__WHAT YOU WILL DO__.
Restate the whole of the material. Keep every word, and drop the pictures.

__Collected data entries__.
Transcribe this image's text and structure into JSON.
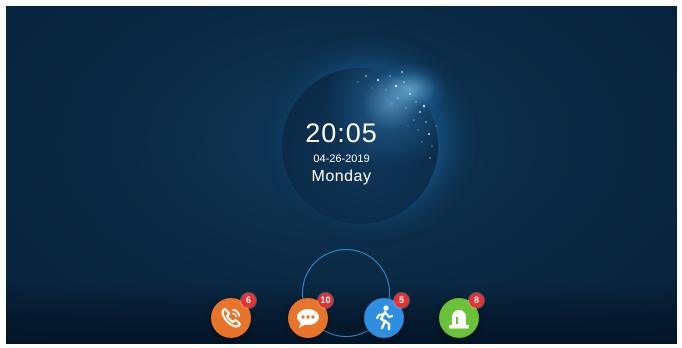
{
  "clock": {
    "time": "20:05",
    "date": "04-26-2019",
    "day": "Monday"
  },
  "dock": {
    "items": [
      {
        "icon": "phone-icon",
        "badge": "6",
        "color": "#e8742a"
      },
      {
        "icon": "chat-bubble-icon",
        "badge": "10",
        "color": "#e8742a"
      },
      {
        "icon": "walking-person-icon",
        "badge": "5",
        "color": "#2f8ee0"
      },
      {
        "icon": "alarm-siren-icon",
        "badge": "8",
        "color": "#6cc13a"
      }
    ]
  },
  "colors": {
    "background": "#0b2a45",
    "ring": "#2f8fd6",
    "badge": "#e53232"
  }
}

__WRITTEN ANSWER__.
Transcribe this image's text and structure into JSON.
{
  "clock": {
    "time": "20:05",
    "date": "04-26-2019",
    "day": "Monday"
  },
  "dock": {
    "items": [
      {
        "icon": "phone-icon",
        "badge": "6",
        "color": "#e8742a"
      },
      {
        "icon": "chat-bubble-icon",
        "badge": "10",
        "color": "#e8742a"
      },
      {
        "icon": "walking-person-icon",
        "badge": "5",
        "color": "#2f8ee0"
      },
      {
        "icon": "alarm-siren-icon",
        "badge": "8",
        "color": "#6cc13a"
      }
    ]
  },
  "colors": {
    "background": "#0b2a45",
    "ring": "#2f8fd6",
    "badge": "#e53232"
  }
}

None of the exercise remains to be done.